Required task:
Gather the lines that hold the string "projects".

Provided data:
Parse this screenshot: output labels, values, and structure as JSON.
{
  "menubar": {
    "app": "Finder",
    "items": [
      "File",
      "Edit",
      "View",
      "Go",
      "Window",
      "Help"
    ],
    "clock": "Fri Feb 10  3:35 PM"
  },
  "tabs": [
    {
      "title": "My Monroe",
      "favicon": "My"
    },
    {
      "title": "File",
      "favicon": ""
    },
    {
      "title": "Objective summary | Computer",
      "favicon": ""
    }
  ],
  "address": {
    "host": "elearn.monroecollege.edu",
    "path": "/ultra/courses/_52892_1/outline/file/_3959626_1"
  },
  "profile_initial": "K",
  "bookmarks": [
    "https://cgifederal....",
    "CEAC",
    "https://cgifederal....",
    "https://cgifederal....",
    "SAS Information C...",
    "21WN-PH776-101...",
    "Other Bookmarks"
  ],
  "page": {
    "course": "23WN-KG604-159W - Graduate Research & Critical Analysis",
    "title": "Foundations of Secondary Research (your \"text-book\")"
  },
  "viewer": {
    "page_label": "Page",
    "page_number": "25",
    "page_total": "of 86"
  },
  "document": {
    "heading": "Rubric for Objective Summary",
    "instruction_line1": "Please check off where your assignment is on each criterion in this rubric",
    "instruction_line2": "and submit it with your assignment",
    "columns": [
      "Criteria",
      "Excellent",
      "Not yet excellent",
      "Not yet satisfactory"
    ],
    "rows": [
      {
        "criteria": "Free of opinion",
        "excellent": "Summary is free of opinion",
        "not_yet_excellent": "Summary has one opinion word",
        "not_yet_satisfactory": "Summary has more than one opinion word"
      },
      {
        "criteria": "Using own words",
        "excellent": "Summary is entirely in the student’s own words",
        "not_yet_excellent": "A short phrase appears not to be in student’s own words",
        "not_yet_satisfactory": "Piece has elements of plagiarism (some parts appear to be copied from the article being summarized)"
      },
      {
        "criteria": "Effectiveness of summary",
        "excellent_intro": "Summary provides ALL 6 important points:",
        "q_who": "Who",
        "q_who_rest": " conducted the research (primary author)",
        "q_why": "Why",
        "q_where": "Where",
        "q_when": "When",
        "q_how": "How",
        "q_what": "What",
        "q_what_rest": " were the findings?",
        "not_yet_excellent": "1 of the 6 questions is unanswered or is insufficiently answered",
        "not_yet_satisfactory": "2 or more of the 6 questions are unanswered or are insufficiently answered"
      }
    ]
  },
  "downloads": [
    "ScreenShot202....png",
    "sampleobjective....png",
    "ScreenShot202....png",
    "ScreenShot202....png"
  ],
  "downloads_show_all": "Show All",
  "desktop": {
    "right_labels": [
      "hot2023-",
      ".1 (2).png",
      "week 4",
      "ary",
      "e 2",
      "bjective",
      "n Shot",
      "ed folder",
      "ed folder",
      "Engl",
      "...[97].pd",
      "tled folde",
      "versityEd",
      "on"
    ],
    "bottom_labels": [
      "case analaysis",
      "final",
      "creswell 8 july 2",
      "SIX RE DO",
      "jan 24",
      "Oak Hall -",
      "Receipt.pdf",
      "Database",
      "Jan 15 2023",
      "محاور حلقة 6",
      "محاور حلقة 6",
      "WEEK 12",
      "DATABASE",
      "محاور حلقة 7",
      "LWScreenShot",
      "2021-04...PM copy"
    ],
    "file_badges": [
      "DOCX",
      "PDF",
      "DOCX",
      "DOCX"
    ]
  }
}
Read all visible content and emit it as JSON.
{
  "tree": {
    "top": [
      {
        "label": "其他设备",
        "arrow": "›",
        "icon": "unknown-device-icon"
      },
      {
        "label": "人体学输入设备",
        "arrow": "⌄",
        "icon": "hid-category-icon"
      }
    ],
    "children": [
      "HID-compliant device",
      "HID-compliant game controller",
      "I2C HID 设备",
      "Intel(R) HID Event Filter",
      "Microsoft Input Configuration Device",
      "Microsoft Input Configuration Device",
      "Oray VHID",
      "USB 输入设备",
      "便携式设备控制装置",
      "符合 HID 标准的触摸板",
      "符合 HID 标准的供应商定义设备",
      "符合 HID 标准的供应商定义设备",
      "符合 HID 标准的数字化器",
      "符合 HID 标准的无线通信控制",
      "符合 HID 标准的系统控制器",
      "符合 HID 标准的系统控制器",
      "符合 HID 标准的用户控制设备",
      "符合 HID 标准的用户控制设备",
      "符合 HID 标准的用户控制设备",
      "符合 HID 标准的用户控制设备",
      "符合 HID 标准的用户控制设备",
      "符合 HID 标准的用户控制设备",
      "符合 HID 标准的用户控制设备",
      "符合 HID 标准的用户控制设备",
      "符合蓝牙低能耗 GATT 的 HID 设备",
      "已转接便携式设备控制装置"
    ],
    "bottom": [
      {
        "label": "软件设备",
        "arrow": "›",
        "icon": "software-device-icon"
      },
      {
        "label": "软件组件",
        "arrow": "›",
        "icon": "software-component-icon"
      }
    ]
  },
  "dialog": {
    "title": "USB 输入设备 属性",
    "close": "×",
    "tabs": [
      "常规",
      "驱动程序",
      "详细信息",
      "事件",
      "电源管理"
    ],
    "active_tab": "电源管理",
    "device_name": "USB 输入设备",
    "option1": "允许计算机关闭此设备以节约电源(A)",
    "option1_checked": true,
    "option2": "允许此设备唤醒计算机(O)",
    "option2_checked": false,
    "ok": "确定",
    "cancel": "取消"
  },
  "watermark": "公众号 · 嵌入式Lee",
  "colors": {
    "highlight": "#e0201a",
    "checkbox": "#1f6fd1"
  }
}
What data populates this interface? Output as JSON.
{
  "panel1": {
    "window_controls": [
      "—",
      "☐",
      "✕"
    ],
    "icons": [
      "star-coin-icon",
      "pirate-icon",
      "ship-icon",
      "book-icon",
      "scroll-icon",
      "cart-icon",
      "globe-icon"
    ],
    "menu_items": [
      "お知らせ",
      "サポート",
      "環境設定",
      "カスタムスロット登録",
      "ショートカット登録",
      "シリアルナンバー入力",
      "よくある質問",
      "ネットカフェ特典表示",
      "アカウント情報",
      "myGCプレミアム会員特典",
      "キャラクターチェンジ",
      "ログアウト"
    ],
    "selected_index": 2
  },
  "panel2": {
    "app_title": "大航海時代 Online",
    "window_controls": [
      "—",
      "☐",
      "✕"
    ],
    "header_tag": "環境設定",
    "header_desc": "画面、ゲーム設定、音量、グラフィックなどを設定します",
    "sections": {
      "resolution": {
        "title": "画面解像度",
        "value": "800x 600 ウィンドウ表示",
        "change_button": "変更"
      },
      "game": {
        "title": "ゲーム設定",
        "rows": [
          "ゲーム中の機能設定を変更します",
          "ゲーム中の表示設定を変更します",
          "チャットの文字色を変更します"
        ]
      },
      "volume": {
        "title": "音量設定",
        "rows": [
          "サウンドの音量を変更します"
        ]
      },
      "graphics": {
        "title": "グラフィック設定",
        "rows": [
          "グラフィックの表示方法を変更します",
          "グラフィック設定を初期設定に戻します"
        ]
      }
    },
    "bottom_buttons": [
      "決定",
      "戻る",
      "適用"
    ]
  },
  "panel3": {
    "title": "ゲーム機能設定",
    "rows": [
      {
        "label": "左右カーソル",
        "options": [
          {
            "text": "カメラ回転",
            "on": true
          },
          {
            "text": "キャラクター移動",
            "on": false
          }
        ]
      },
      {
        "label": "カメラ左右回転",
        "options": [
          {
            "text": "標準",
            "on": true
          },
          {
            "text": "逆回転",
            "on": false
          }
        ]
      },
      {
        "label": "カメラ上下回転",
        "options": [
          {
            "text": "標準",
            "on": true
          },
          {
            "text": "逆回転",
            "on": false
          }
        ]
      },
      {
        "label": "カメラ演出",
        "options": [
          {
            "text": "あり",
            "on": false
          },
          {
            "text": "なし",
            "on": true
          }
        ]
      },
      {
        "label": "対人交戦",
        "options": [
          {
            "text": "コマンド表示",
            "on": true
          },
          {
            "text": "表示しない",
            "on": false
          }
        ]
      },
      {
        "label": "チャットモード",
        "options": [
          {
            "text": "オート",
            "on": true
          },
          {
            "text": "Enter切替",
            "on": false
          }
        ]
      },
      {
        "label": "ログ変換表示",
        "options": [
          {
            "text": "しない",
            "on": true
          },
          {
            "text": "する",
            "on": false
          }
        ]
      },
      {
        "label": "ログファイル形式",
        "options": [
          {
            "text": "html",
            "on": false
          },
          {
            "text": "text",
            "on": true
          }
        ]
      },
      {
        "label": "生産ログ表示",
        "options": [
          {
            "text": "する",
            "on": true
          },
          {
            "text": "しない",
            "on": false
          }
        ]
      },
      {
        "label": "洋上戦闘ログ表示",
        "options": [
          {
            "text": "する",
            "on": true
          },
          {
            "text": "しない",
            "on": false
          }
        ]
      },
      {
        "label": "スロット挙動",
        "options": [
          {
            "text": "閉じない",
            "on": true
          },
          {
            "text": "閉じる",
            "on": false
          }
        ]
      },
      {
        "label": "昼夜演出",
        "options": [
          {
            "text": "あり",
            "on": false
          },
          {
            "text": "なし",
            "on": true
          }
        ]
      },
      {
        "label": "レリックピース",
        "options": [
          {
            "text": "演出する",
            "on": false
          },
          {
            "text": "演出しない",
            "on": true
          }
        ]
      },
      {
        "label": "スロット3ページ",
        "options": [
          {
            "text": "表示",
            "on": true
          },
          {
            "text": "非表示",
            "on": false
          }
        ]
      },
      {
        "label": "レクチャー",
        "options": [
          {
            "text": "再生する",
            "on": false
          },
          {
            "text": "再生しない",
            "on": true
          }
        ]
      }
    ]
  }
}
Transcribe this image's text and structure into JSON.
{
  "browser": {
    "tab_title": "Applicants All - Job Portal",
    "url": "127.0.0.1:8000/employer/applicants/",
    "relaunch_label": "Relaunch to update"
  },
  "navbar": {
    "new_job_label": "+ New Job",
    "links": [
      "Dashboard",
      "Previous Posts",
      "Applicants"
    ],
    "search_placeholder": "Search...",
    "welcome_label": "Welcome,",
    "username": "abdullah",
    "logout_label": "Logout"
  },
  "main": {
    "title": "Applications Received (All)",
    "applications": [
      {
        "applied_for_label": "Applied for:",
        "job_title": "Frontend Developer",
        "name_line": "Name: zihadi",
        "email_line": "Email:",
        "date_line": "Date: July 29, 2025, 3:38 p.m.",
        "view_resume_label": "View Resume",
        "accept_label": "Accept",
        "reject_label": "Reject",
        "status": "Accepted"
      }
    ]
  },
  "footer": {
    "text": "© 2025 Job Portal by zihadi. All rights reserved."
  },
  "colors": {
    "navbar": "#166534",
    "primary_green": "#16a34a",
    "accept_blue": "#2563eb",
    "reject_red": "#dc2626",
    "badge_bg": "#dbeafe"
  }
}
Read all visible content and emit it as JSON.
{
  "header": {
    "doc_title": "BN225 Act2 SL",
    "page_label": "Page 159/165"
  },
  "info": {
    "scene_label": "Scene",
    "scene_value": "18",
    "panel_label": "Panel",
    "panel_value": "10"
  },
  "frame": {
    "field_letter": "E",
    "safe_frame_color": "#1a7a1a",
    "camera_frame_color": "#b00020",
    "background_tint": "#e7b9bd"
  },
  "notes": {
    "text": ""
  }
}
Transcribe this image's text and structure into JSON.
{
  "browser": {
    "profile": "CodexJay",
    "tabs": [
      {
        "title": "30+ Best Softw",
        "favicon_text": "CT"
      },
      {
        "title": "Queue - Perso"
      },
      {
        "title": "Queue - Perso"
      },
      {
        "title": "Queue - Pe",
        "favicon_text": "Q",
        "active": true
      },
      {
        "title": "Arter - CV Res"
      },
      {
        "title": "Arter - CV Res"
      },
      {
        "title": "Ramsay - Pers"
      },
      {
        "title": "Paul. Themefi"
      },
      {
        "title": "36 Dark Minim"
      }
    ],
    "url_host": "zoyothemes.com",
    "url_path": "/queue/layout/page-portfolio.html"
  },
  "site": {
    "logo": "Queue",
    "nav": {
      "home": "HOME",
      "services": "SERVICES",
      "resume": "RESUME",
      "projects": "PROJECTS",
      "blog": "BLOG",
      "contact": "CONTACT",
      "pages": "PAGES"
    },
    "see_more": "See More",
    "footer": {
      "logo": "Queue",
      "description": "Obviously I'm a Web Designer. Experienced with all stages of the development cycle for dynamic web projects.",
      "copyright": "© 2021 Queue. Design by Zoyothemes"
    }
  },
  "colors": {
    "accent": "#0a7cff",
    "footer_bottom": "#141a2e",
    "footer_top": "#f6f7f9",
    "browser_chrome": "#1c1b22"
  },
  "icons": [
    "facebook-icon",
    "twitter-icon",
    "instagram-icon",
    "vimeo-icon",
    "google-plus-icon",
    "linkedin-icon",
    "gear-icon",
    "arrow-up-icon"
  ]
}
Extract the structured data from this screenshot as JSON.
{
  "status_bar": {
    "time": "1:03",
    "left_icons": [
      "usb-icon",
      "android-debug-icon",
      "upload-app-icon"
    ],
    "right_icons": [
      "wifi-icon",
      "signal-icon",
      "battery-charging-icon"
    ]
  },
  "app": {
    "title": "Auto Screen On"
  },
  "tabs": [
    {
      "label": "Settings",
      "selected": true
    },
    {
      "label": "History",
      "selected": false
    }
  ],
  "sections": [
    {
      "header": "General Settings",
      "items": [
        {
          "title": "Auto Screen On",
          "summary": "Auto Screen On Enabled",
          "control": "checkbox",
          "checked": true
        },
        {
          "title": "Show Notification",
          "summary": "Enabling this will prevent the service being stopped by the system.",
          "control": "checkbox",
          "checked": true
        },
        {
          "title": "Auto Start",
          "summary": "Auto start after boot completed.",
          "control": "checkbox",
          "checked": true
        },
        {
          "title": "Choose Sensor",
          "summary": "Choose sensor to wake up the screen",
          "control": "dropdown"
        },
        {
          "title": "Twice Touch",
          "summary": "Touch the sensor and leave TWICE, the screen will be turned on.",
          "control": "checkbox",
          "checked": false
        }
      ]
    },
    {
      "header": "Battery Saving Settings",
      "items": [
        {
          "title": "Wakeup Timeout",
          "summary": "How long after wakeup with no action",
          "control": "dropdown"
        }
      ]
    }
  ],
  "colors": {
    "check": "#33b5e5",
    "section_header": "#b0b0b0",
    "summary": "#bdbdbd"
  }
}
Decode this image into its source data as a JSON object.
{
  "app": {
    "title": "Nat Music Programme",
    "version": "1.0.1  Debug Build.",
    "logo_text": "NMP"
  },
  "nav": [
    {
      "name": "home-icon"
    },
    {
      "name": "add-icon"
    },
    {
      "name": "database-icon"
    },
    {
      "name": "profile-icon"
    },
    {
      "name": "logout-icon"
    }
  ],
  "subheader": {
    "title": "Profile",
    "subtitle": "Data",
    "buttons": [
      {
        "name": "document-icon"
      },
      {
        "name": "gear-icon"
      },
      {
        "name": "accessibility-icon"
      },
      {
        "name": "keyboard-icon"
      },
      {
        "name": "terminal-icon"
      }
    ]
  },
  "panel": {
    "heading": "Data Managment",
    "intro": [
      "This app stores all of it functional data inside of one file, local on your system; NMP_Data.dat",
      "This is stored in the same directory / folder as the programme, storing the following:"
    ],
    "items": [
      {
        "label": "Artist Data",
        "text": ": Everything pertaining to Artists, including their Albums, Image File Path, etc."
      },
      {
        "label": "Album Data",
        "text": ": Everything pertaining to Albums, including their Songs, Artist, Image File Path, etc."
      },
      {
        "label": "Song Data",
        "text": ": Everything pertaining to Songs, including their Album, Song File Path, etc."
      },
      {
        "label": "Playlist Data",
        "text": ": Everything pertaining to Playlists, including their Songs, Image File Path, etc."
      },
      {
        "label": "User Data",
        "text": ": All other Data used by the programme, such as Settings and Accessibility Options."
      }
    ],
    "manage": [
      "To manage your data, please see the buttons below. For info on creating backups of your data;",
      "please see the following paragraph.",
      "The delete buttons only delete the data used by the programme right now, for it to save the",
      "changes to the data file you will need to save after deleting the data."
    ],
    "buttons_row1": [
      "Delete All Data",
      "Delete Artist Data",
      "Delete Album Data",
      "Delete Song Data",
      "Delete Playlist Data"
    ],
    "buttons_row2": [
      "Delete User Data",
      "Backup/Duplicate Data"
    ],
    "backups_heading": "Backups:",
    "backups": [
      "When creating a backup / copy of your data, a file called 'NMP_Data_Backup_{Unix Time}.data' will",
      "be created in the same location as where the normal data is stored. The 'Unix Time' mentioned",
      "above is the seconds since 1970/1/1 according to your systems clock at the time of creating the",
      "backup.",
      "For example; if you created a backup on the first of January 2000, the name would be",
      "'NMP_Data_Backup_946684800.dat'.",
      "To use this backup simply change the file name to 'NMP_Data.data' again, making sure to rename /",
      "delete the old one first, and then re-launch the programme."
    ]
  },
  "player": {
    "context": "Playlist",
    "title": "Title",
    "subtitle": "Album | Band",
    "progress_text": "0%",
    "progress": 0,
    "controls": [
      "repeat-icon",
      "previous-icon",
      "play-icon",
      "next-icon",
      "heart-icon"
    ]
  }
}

Output for this exercise:
      "projects": "PROJECTS",
      "description": "Obviously I'm a Web Designer. Experienced with all stages of the development cycle for dynamic web projects.",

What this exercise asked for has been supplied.